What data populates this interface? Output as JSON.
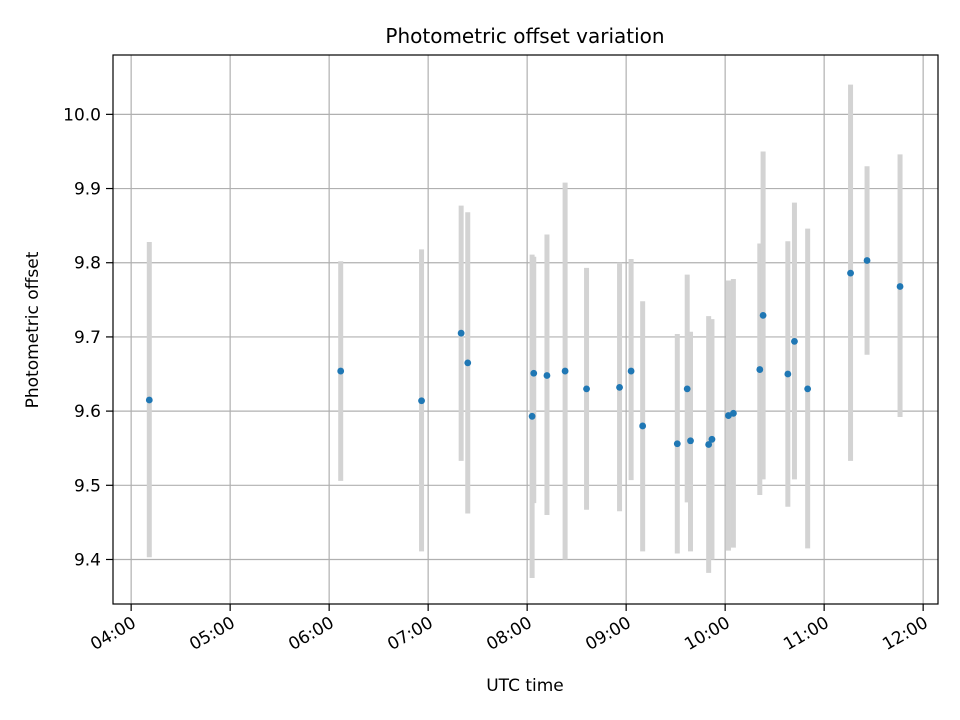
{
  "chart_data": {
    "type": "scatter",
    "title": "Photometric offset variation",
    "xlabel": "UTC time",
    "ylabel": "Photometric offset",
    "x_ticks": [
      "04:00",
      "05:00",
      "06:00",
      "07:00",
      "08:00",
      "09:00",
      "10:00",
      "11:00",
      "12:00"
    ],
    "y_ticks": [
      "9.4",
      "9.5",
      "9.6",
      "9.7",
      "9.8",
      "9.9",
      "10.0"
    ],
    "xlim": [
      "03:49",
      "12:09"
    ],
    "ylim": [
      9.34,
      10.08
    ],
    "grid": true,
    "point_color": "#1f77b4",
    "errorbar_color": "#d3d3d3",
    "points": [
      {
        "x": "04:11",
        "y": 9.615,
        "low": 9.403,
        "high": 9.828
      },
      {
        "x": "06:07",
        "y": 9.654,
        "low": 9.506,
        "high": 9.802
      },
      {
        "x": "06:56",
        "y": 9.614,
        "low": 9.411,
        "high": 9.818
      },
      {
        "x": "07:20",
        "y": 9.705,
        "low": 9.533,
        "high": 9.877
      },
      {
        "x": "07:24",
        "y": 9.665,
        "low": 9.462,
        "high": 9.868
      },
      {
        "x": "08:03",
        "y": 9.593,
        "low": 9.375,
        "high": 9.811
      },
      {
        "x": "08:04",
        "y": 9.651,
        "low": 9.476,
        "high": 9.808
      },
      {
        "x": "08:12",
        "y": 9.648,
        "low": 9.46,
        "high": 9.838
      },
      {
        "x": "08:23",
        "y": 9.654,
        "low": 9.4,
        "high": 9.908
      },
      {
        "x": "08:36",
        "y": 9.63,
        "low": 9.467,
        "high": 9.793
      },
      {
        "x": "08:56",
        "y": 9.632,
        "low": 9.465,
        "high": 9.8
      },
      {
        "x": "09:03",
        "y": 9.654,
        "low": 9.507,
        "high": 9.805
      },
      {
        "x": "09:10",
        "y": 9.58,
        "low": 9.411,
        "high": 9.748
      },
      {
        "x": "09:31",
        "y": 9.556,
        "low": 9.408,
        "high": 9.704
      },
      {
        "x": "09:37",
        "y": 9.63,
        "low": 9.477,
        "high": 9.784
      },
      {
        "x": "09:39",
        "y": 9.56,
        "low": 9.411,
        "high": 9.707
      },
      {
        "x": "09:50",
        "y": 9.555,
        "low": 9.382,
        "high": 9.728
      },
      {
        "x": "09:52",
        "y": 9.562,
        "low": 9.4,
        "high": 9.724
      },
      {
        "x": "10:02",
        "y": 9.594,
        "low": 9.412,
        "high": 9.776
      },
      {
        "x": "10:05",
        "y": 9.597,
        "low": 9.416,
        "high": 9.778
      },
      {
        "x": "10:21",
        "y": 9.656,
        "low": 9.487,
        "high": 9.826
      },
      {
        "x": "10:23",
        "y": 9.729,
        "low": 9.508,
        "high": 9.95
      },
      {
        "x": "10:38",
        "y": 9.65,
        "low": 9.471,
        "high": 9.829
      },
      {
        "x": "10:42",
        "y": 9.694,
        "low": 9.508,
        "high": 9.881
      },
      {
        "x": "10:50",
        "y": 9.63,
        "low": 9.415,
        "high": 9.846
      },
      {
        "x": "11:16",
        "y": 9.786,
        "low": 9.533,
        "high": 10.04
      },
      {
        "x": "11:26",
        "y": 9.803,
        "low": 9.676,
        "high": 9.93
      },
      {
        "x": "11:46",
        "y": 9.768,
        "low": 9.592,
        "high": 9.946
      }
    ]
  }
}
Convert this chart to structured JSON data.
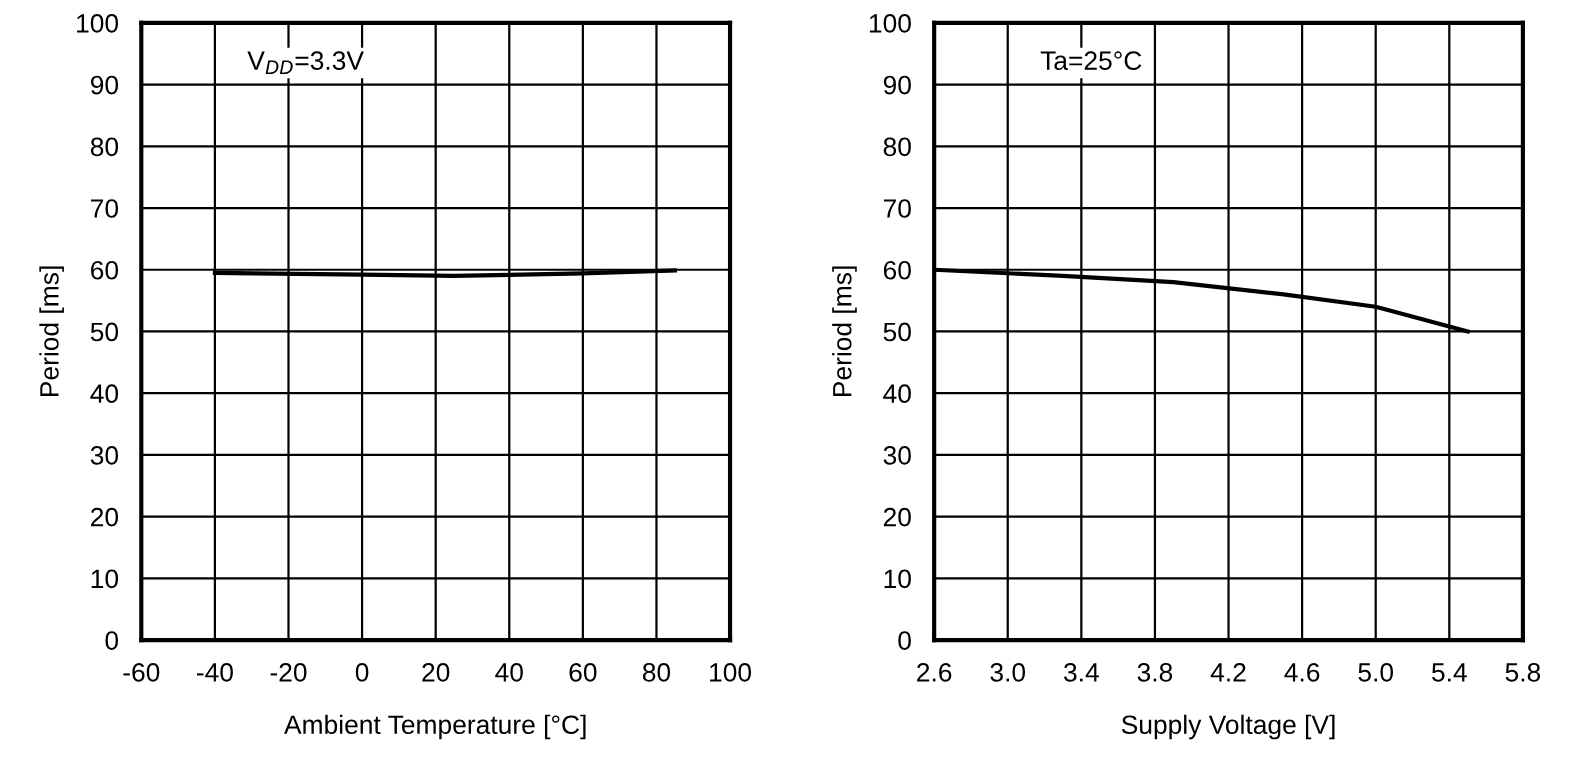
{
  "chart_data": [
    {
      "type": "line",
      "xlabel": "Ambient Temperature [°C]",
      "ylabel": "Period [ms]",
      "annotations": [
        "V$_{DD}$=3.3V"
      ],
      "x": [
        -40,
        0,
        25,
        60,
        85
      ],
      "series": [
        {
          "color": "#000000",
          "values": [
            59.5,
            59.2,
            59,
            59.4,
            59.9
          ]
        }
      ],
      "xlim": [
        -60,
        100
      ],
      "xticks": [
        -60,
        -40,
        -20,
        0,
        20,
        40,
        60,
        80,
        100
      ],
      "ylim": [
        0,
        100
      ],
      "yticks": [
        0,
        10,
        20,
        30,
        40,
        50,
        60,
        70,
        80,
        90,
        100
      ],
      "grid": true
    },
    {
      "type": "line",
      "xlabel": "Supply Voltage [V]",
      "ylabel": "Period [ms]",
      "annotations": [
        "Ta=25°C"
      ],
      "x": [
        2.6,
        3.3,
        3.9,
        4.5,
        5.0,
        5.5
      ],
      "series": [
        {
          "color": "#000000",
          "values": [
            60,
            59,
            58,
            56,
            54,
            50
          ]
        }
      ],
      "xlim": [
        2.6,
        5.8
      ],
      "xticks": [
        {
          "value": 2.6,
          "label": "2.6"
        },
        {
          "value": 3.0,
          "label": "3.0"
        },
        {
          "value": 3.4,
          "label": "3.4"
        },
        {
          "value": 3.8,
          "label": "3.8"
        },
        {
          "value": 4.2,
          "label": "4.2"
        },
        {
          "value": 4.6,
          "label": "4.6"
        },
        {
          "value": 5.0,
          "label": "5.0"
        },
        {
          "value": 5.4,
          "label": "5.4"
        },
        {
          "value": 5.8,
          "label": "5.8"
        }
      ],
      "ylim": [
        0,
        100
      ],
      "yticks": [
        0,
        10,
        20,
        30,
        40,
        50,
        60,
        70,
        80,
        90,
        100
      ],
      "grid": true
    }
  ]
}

> **WHAT YOU HAVE TO DO**:
How many lines of these entries contain "this"? Answer with the number and nothing else.

> **SOLVED PROBLEM**:
2